Material shown |
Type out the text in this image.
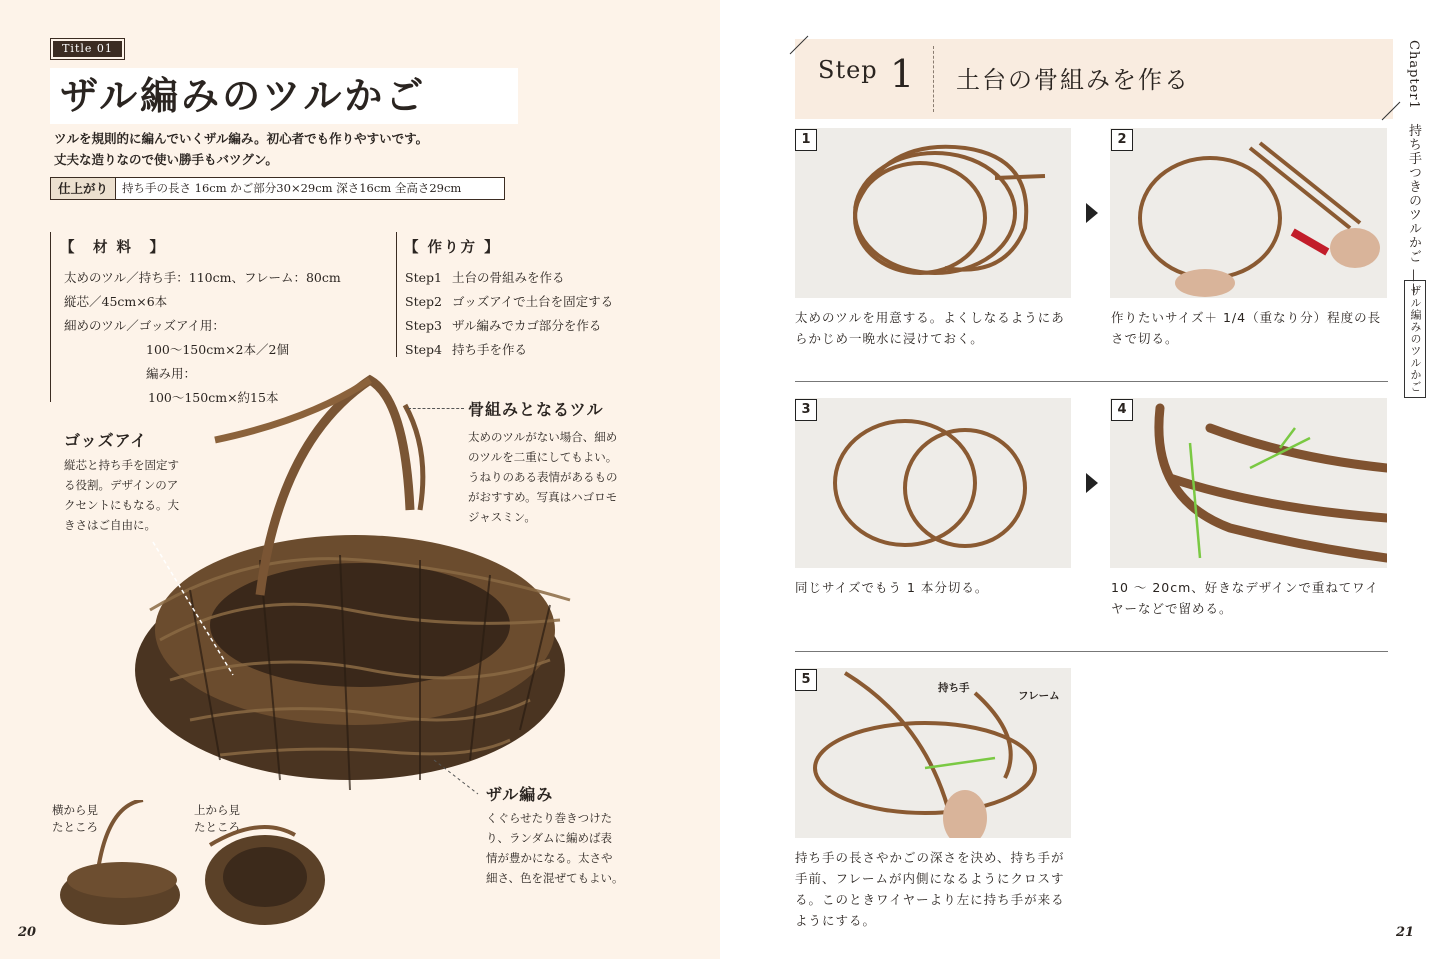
Title 01
ザル編みのツルかご
ツルを規則的に編んでいくザル編み。初心者でも作りやすいです。
丈夫な造りなので使い勝手もバツグン。
仕上がり	持ち手の長さ 16cm かご部分30×29cm 深さ16cm 全高さ29cm
【　材 料　】
太めのツル／持ち手：110cm、フレーム：80cm
縦芯／45cm×6本
細めのツル／ゴッズアイ用：
100～150cm×2本／2個
編み用：
100～150cm×約15本
【 作り方 】
Step1 土台の骨組みを作る
Step2 ゴッズアイで土台を固定する
Step3 ザル編みでカゴ部分を作る
Step4 持ち手を作る
骨組みとなるツル
太めのツルがない場合、細め
のツルを二重にしてもよい。
うねりのある表情があるもの
がおすすめ。写真はハゴロモ
ジャスミン。
ゴッズアイ
縦芯と持ち手を固定す
る役割。デザインのア
クセントにもなる。大
きさはご自由に。
ザル編み
くぐらせたり巻きつけた
り、ランダムに編めば表
情が豊かになる。太さや
細さ、色を混ぜてもよい。
横から見
たところ
上から見
たところ
20
Step 1 土台の骨組みを作る	Chapter1　持ち手つきのツルかご ——
ザル編みのツルかご
1
太めのツルを用意する。よくしなるようにあ
らかじめ一晩水に浸けておく。
2
作りたいサイズ＋ 1/4（重なり分）程度の長
さで切る。
3
同じサイズでもう 1 本分切る。
4
10 ～ 20cm、好きなデザインで重ねてワイ
ヤーなどで留める。
5
持ち手
フレーム
持ち手の長さやかごの深さを決め、持ち手が
手前、フレームが内側になるようにクロスす
る。このときワイヤーより左に持ち手が来る
ようにする。
21
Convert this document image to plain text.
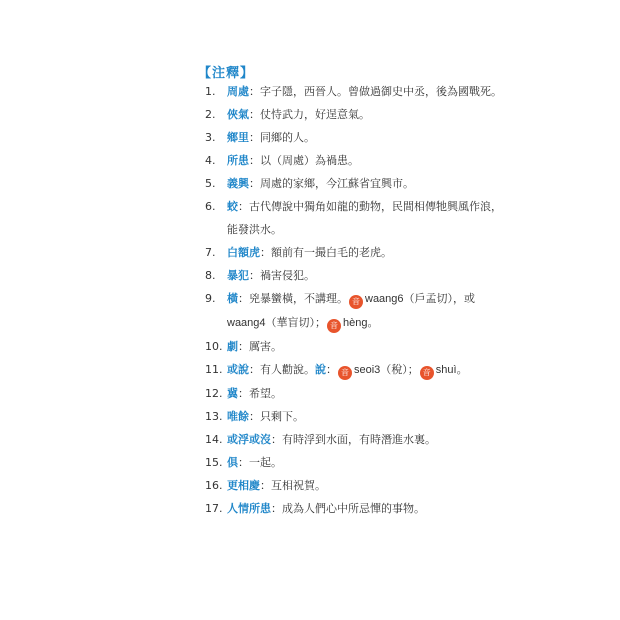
【注釋】
1.	周處：字子隱，西晉人。曾做過御史中丞，後為國戰死。
2.	俠氣：仗恃武力，好逞意氣。
3.	鄉里：同鄉的人。
4.	所患：以（周處）為禍患。
5.	義興：周處的家鄉，今江蘇省宜興市。
6.	蛟：古代傳說中獨角如龍的動物，民間相傳牠興風作浪，能發洪水。
7.	白額虎：額前有一撮白毛的老虎。
8.	暴犯：禍害侵犯。
9.	橫：兇暴蠻橫，不講理。 音 waang6（戶孟切），或waang4（華盲切）； 音 hèng。
10. 劇：厲害。
11. 或說：有人勸說。說： 音 seoi3（稅）； 音 shuì。
12. 冀：希望。
13. 唯餘：只剩下。
14. 或浮或沒：有時浮到水面，有時潛進水裏。
15. 俱：一起。
16. 更相慶：互相祝賀。
17. 人情所患：成為人們心中所忌憚的事物。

Written request | Reproduce the full material exactly, excluding the pictures.

Complete answer |
Type out the text in this image.
Title 01
ザル編みのツルかご
ツルを規則的に編んでいくザル編み。初心者でも作りやすいです。
丈夫な造りなので使い勝手もバツグン。
仕上がり	持ち手の長さ 16cm かご部分30×29cm 深さ16cm 全高さ29cm
【　材 料　】
太めのツル／持ち手：110cm、フレーム：80cm
縦芯／45cm×6本
細めのツル／ゴッズアイ用：
100～150cm×2本／2個
編み用：
100～150cm×約15本
【 作り方 】
Step1 土台の骨組みを作る
Step2 ゴッズアイで土台を固定する
Step3 ザル編みでカゴ部分を作る
Step4 持ち手を作る
骨組みとなるツル
太めのツルがない場合、細め
のツルを二重にしてもよい。
うねりのある表情があるもの
がおすすめ。写真はハゴロモ
ジャスミン。
ゴッズアイ
縦芯と持ち手を固定す
る役割。デザインのア
クセントにもなる。大
きさはご自由に。
ザル編み
くぐらせたり巻きつけた
り、ランダムに編めば表
情が豊かになる。太さや
細さ、色を混ぜてもよい。
横から見
たところ
上から見
たところ
20
Step 1 土台の骨組みを作る	Chapter1　持ち手つきのツルかご ——
ザル編みのツルかご
1
太めのツルを用意する。よくしなるようにあ
らかじめ一晩水に浸けておく。
2
作りたいサイズ＋ 1/4（重なり分）程度の長
さで切る。
3
同じサイズでもう 1 本分切る。
4
10 ～ 20cm、好きなデザインで重ねてワイ
ヤーなどで留める。
5
持ち手
フレーム
持ち手の長さやかごの深さを決め、持ち手が
手前、フレームが内側になるようにクロスす
る。このときワイヤーより左に持ち手が来る
ようにする。
21
Convert this document image to plain text.
【注釋】
1.	周處：字子隱，西晉人。曾做過御史中丞，後為國戰死。
2.	俠氣：仗恃武力，好逞意氣。
3.	鄉里：同鄉的人。
4.	所患：以（周處）為禍患。
5.	義興：周處的家鄉，今江蘇省宜興市。
6.	蛟：古代傳說中獨角如龍的動物，民間相傳牠興風作浪，能發洪水。
7.	白額虎：額前有一撮白毛的老虎。
8.	暴犯：禍害侵犯。
9.	橫：兇暴蠻橫，不講理。 音 waang6（戶孟切），或waang4（華盲切）； 音 hèng。
10. 劇：厲害。
11. 或說：有人勸說。說： 音 seoi3（稅）； 音 shuì。
12. 冀：希望。
13. 唯餘：只剩下。
14. 或浮或沒：有時浮到水面，有時潛進水裏。
15. 俱：一起。
16. 更相慶：互相祝賀。
17. 人情所患：成為人們心中所忌憚的事物。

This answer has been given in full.